** BEGIN DATASET CONTENT **

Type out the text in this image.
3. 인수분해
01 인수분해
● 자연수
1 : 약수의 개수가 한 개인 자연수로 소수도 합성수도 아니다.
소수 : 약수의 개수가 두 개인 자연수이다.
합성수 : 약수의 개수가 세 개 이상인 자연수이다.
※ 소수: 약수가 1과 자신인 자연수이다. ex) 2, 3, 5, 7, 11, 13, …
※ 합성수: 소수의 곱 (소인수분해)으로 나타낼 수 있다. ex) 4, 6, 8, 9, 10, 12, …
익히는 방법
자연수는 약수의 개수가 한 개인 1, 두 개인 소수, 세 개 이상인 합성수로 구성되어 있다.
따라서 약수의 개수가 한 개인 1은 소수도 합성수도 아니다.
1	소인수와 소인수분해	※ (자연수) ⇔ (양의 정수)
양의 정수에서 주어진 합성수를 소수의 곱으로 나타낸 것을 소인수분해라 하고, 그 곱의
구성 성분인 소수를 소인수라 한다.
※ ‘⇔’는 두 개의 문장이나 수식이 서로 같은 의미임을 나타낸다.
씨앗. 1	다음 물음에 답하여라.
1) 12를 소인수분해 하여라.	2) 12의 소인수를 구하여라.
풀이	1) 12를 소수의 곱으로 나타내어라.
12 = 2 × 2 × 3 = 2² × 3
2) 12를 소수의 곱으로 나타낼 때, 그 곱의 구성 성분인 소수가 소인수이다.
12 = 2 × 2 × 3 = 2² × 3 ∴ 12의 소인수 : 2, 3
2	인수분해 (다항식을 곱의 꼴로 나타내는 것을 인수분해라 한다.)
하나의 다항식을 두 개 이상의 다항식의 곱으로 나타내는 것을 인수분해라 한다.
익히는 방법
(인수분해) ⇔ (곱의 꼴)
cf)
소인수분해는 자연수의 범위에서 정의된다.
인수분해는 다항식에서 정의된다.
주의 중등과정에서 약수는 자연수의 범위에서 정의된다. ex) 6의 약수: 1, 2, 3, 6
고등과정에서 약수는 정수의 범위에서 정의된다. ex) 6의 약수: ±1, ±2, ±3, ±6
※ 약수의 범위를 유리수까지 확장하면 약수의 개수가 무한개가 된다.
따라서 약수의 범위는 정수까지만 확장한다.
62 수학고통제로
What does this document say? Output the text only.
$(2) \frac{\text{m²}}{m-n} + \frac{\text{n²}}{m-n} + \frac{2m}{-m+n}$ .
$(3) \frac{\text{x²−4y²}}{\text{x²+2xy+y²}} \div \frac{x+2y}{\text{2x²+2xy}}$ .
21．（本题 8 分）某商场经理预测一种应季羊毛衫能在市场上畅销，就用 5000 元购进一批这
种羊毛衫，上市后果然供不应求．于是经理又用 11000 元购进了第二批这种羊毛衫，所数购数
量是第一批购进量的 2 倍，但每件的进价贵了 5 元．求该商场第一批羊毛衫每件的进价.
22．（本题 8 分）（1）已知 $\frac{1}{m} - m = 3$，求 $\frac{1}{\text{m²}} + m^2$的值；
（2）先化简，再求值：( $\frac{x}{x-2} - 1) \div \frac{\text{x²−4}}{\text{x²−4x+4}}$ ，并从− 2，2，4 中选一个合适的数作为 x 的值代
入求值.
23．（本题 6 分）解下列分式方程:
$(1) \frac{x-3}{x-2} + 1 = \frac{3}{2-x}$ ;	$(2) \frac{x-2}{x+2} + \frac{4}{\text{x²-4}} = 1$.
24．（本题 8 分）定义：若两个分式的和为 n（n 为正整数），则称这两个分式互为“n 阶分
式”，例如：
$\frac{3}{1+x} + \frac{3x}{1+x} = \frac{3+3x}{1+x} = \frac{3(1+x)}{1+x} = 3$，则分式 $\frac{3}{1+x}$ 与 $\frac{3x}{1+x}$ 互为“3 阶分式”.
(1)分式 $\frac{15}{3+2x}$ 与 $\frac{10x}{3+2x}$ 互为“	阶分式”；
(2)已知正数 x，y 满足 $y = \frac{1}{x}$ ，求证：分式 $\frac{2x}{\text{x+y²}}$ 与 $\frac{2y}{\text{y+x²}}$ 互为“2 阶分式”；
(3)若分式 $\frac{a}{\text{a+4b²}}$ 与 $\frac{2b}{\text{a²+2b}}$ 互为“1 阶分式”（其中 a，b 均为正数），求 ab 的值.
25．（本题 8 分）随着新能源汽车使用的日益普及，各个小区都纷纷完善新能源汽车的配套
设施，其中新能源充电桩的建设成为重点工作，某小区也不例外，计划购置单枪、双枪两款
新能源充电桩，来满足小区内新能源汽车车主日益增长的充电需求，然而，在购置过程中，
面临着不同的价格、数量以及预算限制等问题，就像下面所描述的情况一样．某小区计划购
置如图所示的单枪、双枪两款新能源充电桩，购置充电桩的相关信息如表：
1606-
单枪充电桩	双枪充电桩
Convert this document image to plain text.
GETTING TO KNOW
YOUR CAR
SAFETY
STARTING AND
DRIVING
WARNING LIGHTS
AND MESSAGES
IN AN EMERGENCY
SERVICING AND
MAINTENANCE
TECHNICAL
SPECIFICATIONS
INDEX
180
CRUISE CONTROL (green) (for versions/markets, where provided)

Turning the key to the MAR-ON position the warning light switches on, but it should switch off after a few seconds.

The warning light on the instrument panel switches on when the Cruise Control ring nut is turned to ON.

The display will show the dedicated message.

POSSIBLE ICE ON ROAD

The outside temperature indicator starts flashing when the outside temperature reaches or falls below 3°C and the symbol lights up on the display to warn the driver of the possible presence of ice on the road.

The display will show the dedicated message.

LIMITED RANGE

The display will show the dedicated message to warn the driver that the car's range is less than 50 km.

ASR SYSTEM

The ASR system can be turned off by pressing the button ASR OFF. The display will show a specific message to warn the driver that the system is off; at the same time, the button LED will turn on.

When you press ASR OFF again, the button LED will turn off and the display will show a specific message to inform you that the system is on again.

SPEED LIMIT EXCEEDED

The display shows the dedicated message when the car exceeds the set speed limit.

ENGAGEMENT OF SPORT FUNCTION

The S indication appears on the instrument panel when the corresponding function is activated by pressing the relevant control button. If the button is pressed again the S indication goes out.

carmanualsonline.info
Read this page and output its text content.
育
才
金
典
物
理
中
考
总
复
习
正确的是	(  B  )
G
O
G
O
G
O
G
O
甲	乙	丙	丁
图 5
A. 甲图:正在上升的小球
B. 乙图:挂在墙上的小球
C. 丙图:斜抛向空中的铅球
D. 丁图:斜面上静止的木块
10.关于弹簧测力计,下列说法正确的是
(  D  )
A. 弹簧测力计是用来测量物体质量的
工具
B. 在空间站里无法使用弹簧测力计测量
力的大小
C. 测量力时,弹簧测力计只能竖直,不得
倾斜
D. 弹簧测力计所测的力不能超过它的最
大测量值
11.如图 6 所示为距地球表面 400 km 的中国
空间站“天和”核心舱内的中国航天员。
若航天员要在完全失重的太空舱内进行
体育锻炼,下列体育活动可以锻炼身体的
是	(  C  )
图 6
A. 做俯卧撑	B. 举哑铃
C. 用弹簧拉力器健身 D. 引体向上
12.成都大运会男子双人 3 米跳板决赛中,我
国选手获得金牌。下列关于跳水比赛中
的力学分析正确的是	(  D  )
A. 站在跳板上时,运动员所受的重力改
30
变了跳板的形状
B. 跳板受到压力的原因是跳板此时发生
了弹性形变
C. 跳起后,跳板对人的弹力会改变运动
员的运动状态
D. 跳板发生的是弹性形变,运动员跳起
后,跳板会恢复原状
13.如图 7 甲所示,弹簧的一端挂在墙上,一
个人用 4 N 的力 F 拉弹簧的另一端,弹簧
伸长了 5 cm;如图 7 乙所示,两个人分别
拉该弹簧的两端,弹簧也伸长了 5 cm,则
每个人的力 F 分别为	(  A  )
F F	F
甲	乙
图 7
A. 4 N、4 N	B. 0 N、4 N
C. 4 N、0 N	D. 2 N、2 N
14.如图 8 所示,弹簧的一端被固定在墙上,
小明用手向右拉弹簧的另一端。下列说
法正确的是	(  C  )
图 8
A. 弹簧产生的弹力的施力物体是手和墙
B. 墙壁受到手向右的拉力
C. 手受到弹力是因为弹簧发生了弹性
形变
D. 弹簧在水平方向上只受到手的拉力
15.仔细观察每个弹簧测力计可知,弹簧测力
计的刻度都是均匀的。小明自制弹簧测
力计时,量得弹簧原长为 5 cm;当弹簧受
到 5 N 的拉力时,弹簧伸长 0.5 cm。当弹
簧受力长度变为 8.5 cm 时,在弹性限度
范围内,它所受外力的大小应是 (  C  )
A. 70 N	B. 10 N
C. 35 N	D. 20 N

** END DATASET CONTENT **

▸ REQUEST:
Check each line of the records for "다항식을" and copy the ones that contain it.

▸ PROBLEM SOLUTION:
2	인수분해 (다항식을 곱의 꼴로 나타내는 것을 인수분해라 한다.)
하나의 다항식을 두 개 이상의 다항식의 곱으로 나타내는 것을 인수분해라 한다.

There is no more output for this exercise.